Goal of the exercise: Every record below should be printed exactly as given.

Data entries
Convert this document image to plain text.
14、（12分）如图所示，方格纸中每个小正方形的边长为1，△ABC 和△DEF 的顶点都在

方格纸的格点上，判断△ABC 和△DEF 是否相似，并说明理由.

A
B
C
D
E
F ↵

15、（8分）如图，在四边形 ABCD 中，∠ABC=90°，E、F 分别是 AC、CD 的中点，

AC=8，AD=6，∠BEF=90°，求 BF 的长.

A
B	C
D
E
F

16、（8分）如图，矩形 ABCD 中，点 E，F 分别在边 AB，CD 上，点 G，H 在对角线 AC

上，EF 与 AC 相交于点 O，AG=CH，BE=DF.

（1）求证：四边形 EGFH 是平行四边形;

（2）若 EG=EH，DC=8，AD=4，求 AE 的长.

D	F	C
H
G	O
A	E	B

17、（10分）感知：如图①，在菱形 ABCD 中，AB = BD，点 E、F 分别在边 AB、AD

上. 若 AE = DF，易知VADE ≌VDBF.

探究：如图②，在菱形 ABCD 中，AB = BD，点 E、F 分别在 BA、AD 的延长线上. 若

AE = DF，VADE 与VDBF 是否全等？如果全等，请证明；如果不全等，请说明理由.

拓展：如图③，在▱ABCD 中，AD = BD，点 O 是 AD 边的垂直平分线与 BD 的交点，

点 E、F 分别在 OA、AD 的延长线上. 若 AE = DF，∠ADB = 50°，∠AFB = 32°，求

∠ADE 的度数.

Answer to the problem:
Convert this document image to plain text.
14、（12分）如图所示，方格纸中每个小正方形的边长为1，△ABC 和△DEF 的顶点都在

方格纸的格点上，判断△ABC 和△DEF 是否相似，并说明理由.

A
B
C
D
E
F ↵

15、（8分）如图，在四边形 ABCD 中，∠ABC=90°，E、F 分别是 AC、CD 的中点，

AC=8，AD=6，∠BEF=90°，求 BF 的长.

A
B	C
D
E
F

16、（8分）如图，矩形 ABCD 中，点 E，F 分别在边 AB，CD 上，点 G，H 在对角线 AC

上，EF 与 AC 相交于点 O，AG=CH，BE=DF.

（1）求证：四边形 EGFH 是平行四边形;

（2）若 EG=EH，DC=8，AD=4，求 AE 的长.

D	F	C
H
G	O
A	E	B

17、（10分）感知：如图①，在菱形 ABCD 中，AB = BD，点 E、F 分别在边 AB、AD

上. 若 AE = DF，易知VADE ≌VDBF.

探究：如图②，在菱形 ABCD 中，AB = BD，点 E、F 分别在 BA、AD 的延长线上. 若

AE = DF，VADE 与VDBF 是否全等？如果全等，请证明；如果不全等，请说明理由.

拓展：如图③，在▱ABCD 中，AD = BD，点 O 是 AD 边的垂直平分线与 BD 的交点，

点 E、F 分别在 OA、AD 的延长线上. 若 AE = DF，∠ADB = 50°，∠AFB = 32°，求

∠ADE 的度数.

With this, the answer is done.